═══ Data entries
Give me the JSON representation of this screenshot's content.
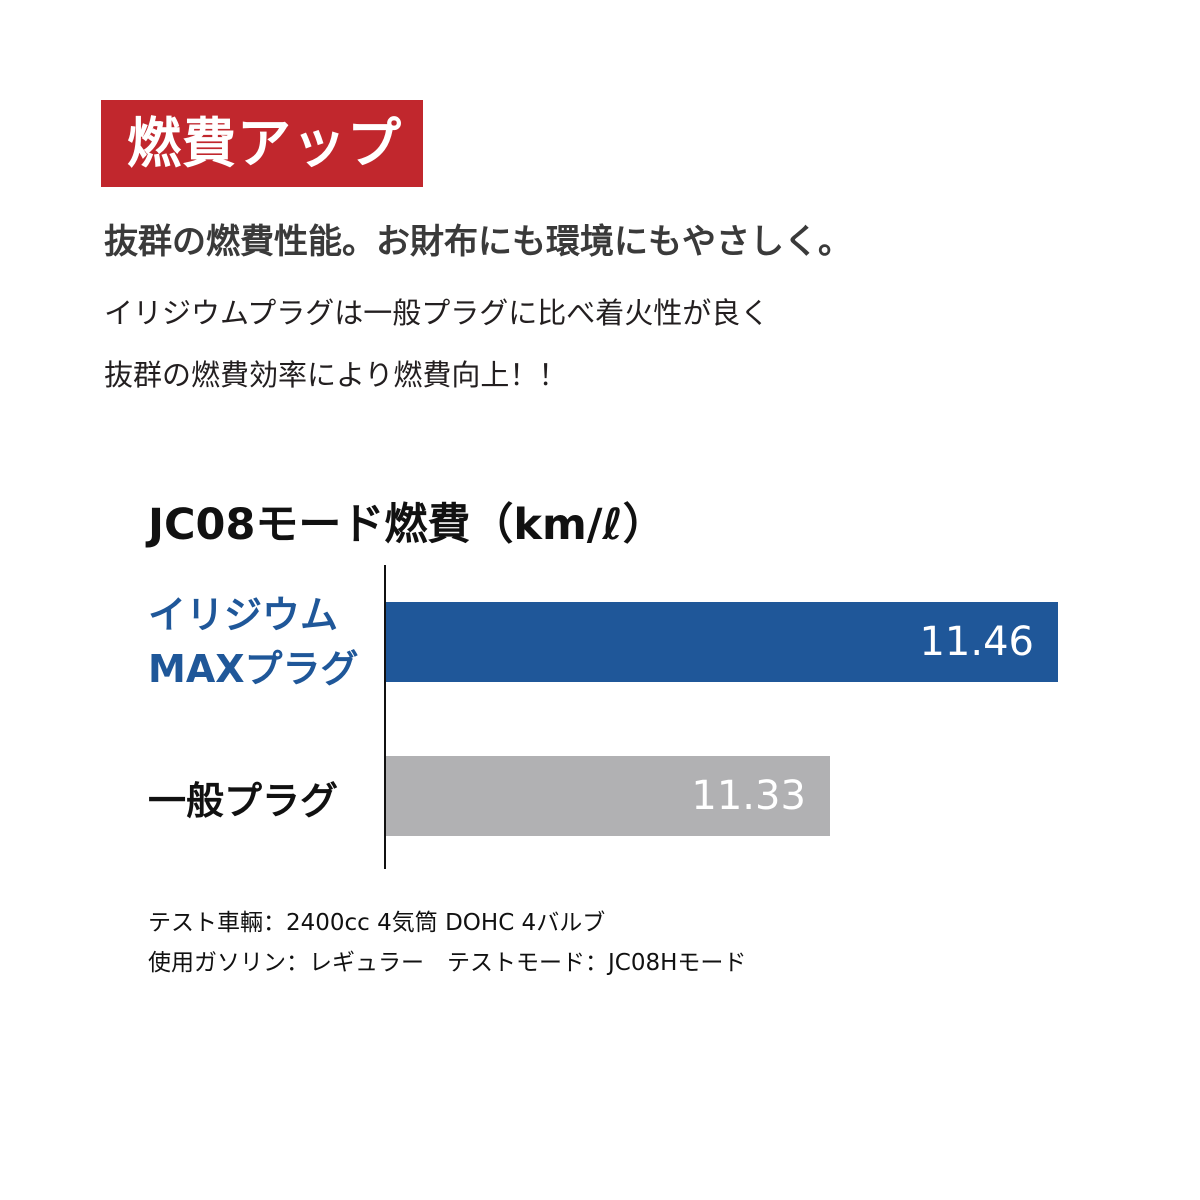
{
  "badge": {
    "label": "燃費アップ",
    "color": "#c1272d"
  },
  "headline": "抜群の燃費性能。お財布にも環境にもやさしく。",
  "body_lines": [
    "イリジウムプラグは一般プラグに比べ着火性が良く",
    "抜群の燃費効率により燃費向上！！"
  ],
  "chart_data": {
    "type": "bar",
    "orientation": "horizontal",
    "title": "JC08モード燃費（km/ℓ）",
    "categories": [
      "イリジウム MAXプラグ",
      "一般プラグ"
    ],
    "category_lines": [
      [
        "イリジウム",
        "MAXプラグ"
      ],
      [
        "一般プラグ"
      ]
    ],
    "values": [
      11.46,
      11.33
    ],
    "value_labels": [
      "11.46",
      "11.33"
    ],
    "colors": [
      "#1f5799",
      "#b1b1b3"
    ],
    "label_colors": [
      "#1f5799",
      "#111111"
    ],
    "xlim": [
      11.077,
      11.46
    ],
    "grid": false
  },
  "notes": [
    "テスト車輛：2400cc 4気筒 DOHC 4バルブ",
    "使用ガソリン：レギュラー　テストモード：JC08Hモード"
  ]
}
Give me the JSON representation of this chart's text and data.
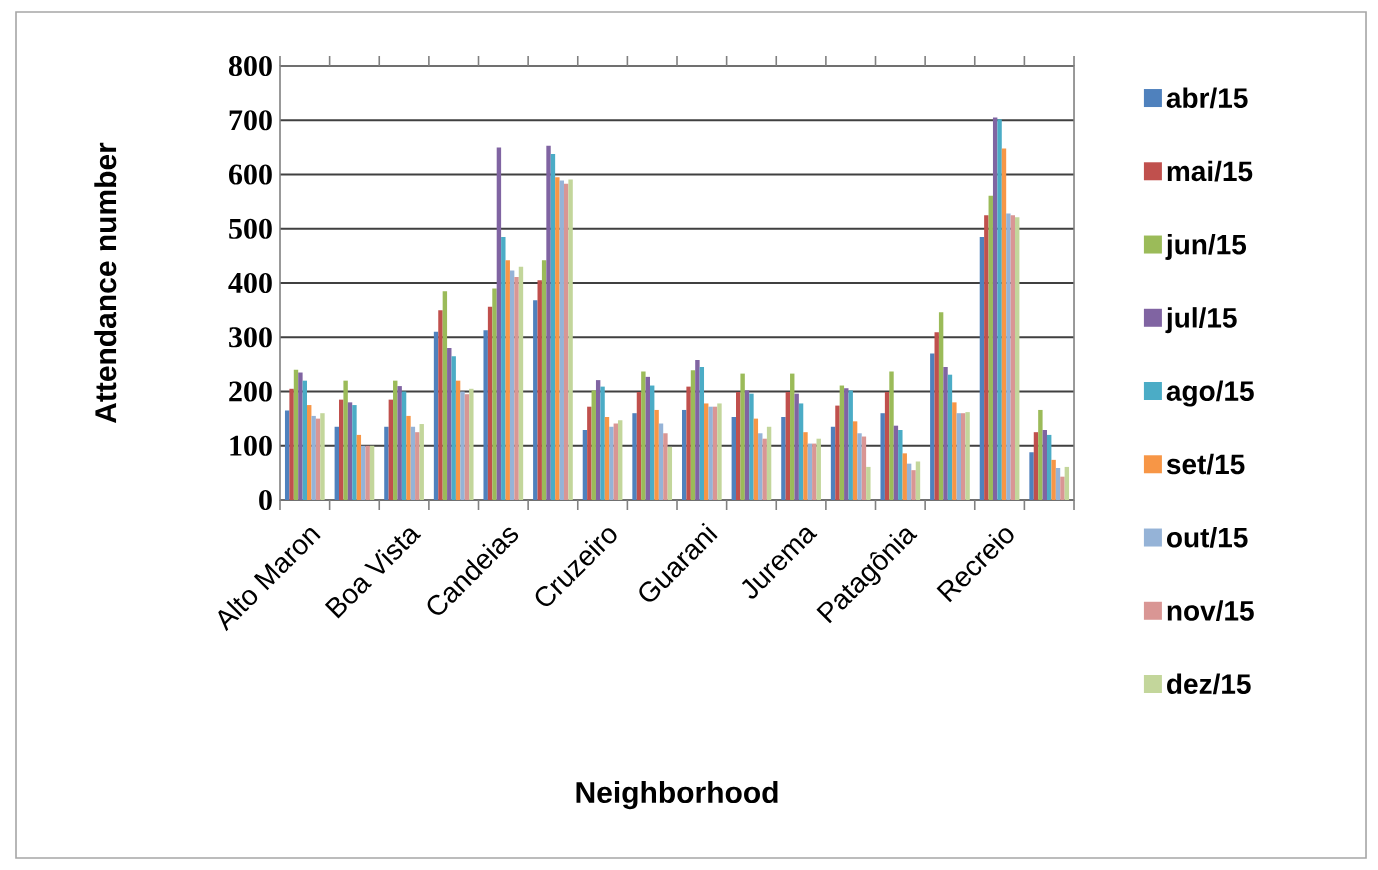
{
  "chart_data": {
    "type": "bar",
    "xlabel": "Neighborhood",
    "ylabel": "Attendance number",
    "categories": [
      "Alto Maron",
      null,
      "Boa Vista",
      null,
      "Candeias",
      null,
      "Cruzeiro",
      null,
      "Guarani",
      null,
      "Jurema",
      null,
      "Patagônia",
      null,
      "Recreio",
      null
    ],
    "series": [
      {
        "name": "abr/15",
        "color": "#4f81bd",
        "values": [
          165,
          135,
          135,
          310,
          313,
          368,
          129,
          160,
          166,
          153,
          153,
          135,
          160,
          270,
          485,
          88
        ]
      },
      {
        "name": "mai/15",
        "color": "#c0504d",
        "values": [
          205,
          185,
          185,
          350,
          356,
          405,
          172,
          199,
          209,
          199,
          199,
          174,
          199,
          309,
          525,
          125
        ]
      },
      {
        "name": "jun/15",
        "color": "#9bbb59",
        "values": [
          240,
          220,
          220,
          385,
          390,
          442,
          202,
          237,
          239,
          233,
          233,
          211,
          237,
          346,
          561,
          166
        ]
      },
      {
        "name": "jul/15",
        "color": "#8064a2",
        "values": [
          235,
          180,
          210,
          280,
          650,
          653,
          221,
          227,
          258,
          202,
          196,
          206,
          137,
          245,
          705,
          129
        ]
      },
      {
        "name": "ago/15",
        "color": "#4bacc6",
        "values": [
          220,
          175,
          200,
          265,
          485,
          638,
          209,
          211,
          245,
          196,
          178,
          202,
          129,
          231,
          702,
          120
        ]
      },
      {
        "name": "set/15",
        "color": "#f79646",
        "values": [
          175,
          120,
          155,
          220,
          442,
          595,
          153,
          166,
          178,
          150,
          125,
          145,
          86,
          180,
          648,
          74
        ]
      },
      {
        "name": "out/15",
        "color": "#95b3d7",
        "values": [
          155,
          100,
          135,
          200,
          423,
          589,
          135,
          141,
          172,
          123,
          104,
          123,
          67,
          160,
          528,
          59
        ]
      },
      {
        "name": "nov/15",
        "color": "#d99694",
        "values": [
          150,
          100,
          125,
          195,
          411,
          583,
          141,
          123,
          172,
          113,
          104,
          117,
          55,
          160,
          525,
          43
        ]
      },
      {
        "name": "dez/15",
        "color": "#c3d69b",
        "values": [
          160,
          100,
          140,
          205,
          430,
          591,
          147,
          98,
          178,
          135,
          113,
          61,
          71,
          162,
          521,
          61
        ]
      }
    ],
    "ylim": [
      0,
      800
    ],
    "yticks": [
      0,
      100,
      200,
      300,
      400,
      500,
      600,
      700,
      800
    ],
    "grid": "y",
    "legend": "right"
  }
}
══════
→ **Your objective**
Find each line holding "JSON". Copy it out.

→ **Output of the exercise**
Give me the JSON representation of this screenshot's content.
Give me the JSON representation of this chart's text and data.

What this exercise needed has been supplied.